===== Working data
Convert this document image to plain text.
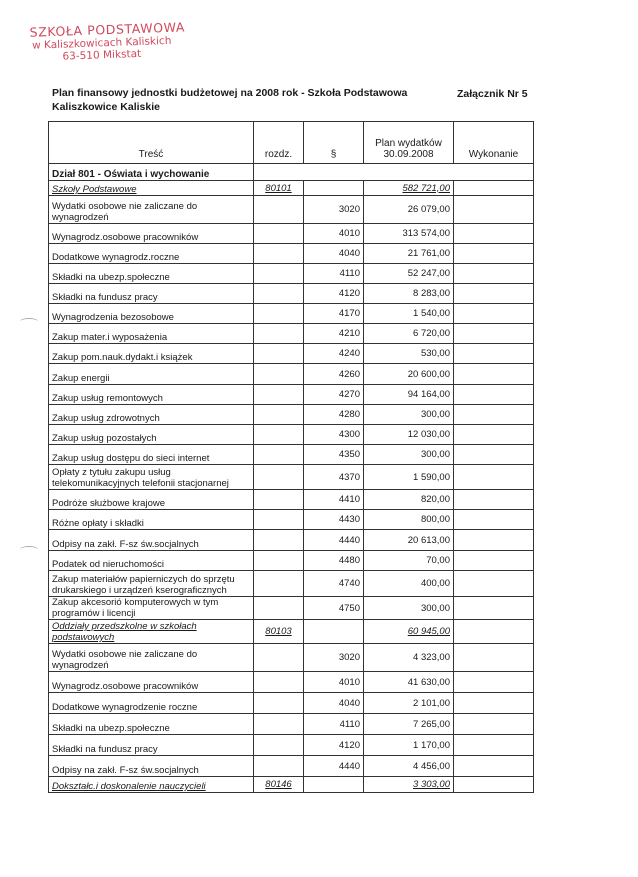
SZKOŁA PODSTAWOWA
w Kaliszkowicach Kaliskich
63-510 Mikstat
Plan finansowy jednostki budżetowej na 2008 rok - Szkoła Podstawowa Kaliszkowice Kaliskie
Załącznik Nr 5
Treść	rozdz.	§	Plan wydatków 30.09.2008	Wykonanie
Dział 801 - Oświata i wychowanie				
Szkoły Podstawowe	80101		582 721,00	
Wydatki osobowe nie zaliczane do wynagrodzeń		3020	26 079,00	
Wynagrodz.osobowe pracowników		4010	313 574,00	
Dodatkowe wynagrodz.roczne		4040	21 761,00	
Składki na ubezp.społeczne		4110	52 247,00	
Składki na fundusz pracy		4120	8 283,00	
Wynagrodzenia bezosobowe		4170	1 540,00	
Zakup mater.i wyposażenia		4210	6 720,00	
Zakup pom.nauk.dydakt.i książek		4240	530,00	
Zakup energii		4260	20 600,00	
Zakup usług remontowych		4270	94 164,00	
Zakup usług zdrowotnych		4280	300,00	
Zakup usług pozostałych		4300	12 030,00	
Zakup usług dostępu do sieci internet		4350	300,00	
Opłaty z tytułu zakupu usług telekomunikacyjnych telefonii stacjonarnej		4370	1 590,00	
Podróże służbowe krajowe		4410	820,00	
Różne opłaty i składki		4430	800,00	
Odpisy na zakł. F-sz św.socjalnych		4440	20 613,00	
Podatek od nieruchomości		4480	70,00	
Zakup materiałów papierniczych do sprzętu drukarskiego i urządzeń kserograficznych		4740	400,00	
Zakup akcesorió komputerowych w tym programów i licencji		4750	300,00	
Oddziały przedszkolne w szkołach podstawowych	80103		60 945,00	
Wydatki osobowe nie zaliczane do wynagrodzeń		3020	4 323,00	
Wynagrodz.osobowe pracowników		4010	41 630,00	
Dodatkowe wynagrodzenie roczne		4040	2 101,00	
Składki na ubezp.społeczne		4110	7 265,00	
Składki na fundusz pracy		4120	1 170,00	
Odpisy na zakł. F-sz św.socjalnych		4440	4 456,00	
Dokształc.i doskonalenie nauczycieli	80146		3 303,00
==========
• Problem description:
Search the lines above for the string "roczne", then show every one that has it.

• Solution for this problem:
Dodatkowe wynagrodz.roczne		4040	21 761,00	
Dodatkowe wynagrodzenie roczne		4040	2 101,00	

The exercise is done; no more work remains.